§ What needs to be done
Strip the pictures and reproduce the rest of the listing exactly.

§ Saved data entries

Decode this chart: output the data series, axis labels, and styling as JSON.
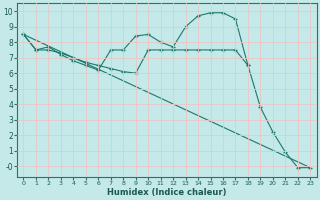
{
  "title": "",
  "xlabel": "Humidex (Indice chaleur)",
  "ylabel": "",
  "bg_color": "#c5e8e8",
  "grid_color": "#e8c8c8",
  "line_color": "#1a7a6e",
  "xlim": [
    -0.5,
    23.5
  ],
  "ylim": [
    -0.7,
    10.5
  ],
  "xticks": [
    0,
    1,
    2,
    3,
    4,
    5,
    6,
    7,
    8,
    9,
    10,
    11,
    12,
    13,
    14,
    15,
    16,
    17,
    18,
    19,
    20,
    21,
    22,
    23
  ],
  "yticks": [
    0,
    1,
    2,
    3,
    4,
    5,
    6,
    7,
    8,
    9,
    10
  ],
  "ytick_labels": [
    "-0",
    "1",
    "2",
    "3",
    "4",
    "5",
    "6",
    "7",
    "8",
    "9",
    "10"
  ],
  "series": [
    {
      "x": [
        0,
        1,
        2,
        3,
        4,
        5,
        6,
        7,
        8,
        9,
        10,
        11,
        12,
        13,
        14,
        15,
        16,
        17,
        18,
        19,
        20,
        21,
        22,
        23
      ],
      "y": [
        8.5,
        7.5,
        7.7,
        7.2,
        6.8,
        6.5,
        6.2,
        7.5,
        7.5,
        8.4,
        8.5,
        8.0,
        7.7,
        9.0,
        9.7,
        9.9,
        9.9,
        9.5,
        6.5,
        3.8,
        2.2,
        0.9,
        -0.1,
        -0.1
      ],
      "has_marker": true
    },
    {
      "x": [
        0,
        1,
        2,
        3,
        4,
        5,
        6,
        7,
        8,
        9,
        10,
        11,
        12,
        13,
        14,
        15,
        16,
        17,
        18
      ],
      "y": [
        8.5,
        7.5,
        7.5,
        7.3,
        7.0,
        6.7,
        6.5,
        6.3,
        6.1,
        6.0,
        7.5,
        7.5,
        7.5,
        7.5,
        7.5,
        7.5,
        7.5,
        7.5,
        6.5
      ],
      "has_marker": true
    },
    {
      "x": [
        0,
        23
      ],
      "y": [
        8.5,
        -0.1
      ],
      "has_marker": false
    }
  ]
}
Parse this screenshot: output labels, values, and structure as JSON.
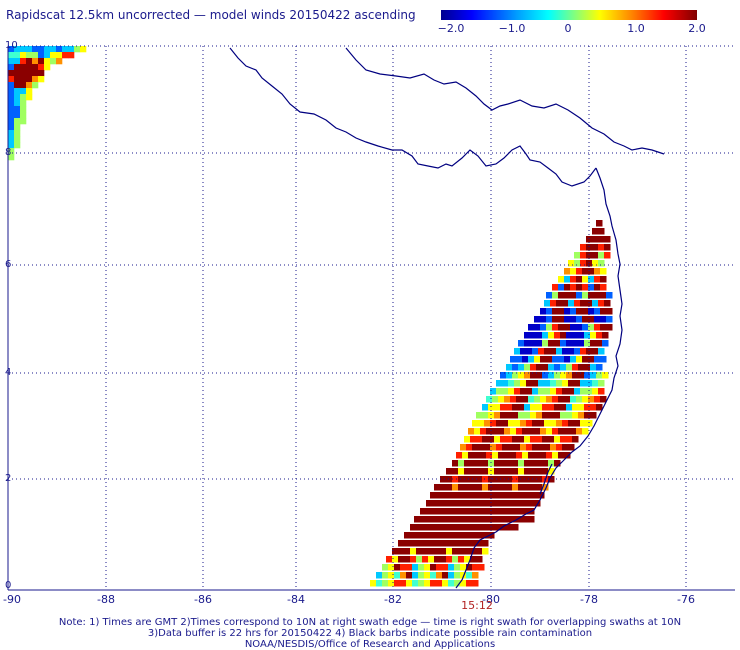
{
  "title": "Rapidscat 12.5km uncorrected — model winds 20150422 ascending",
  "colorbar": {
    "ticks": [
      "−2.0",
      "−1.0",
      "0",
      "1.0",
      "2.0"
    ],
    "colors": [
      "#00008f",
      "#0000ff",
      "#00a0ff",
      "#00ffff",
      "#80ff80",
      "#ffff00",
      "#ff8000",
      "#ff0000",
      "#800000"
    ]
  },
  "axes": {
    "x_ticks": [
      "-90",
      "-88",
      "-86",
      "-84",
      "-82",
      "-80",
      "-78",
      "-76"
    ],
    "y_ticks": [
      "10",
      "8",
      "6",
      "4",
      "2",
      "0"
    ],
    "xlim": [
      -90,
      -75.5
    ],
    "ylim": [
      0,
      10
    ],
    "grid": true
  },
  "swath_time": "15:12",
  "notes": [
    "Note: 1) Times are GMT 2)Times correspond to 10N at right swath edge — time is right swath for overlapping swaths at 10N",
    "3)Data buffer is 22 hrs for 20150422 4) Black barbs indicate possible rain contamination",
    "NOAA/NESDIS/Office of Research and Applications"
  ],
  "colors": {
    "text": "#1a1a8c",
    "coast": "#000080",
    "grid": "#1a1a8c",
    "time": "#b22222"
  }
}
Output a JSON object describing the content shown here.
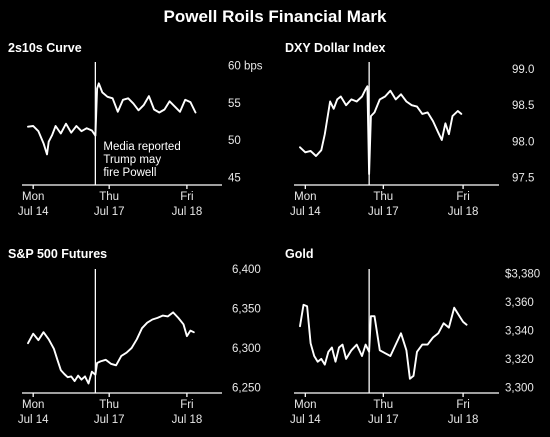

§ Solution for this problem
Decode this chart: output the data series, axis labels, and styling as JSON.
{
  "title": "",
  "xlabel": "Humidex (Indice chaleur)",
  "ylabel": "",
  "bg_color": "#c5e8e8",
  "grid_color": "#e8c8c8",
  "line_color": "#1a7a6e",
  "xlim": [
    -0.5,
    23.5
  ],
  "ylim": [
    -0.7,
    10.5
  ],
  "xticks": [
    0,
    1,
    2,
    3,
    4,
    5,
    6,
    7,
    8,
    9,
    10,
    11,
    12,
    13,
    14,
    15,
    16,
    17,
    18,
    19,
    20,
    21,
    22,
    23
  ],
  "yticks": [
    0,
    1,
    2,
    3,
    4,
    5,
    6,
    7,
    8,
    9,
    10
  ],
  "ytick_labels": [
    "-0",
    "1",
    "2",
    "3",
    "4",
    "5",
    "6",
    "7",
    "8",
    "9",
    "10"
  ],
  "series": [
    {
      "x": [
        0,
        1,
        2,
        3,
        4,
        5,
        6,
        7,
        8,
        9,
        10,
        11,
        12,
        13,
        14,
        15,
        16,
        17,
        18,
        19,
        20,
        21,
        22,
        23
      ],
      "y": [
        8.5,
        7.5,
        7.7,
        7.2,
        6.8,
        6.5,
        6.2,
        7.5,
        7.5,
        8.4,
        8.5,
        8.0,
        7.7,
        9.0,
        9.7,
        9.9,
        9.9,
        9.5,
        6.5,
        3.8,
        2.2,
        0.9,
        -0.1,
        -0.1
      ],
      "has_marker": true
    },
    {
      "x": [
        0,
        1,
        2,
        3,
        4,
        5,
        6,
        7,
        8,
        9,
        10,
        11,
        12,
        13,
        14,
        15,
        16,
        17,
        18
      ],
      "y": [
        8.5,
        7.5,
        7.5,
        7.3,
        7.0,
        6.7,
        6.5,
        6.3,
        6.1,
        6.0,
        7.5,
        7.5,
        7.5,
        7.5,
        7.5,
        7.5,
        7.5,
        7.5,
        6.5
      ],
      "has_marker": true
    },
    {
      "x": [
        0,
        23
      ],
      "y": [
        8.5,
        -0.1
      ],
      "has_marker": false
    }
  ]
}
Parse this screenshot: output labels, values, and structure as JSON.
{
  "title": "Rapidscat 12.5km uncorrected — model winds 20150422 ascending",
  "colorbar": {
    "ticks": [
      "−2.0",
      "−1.0",
      "0",
      "1.0",
      "2.0"
    ],
    "colors": [
      "#00008f",
      "#0000ff",
      "#00a0ff",
      "#00ffff",
      "#80ff80",
      "#ffff00",
      "#ff8000",
      "#ff0000",
      "#800000"
    ]
  },
  "axes": {
    "x_ticks": [
      "-90",
      "-88",
      "-86",
      "-84",
      "-82",
      "-80",
      "-78",
      "-76"
    ],
    "y_ticks": [
      "10",
      "8",
      "6",
      "4",
      "2",
      "0"
    ],
    "xlim": [
      -90,
      -75.5
    ],
    "ylim": [
      0,
      10
    ],
    "grid": true
  },
  "swath_time": "15:12",
  "notes": [
    "Note: 1) Times are GMT 2)Times correspond to 10N at right swath edge — time is right swath for overlapping swaths at 10N",
    "3)Data buffer is 22 hrs for 20150422 4) Black barbs indicate possible rain contamination",
    "NOAA/NESDIS/Office of Research and Applications"
  ],
  "colors": {
    "text": "#1a1a8c",
    "coast": "#000080",
    "grid": "#1a1a8c",
    "time": "#b22222"
  }
}
Output a JSON object describing the content shown here.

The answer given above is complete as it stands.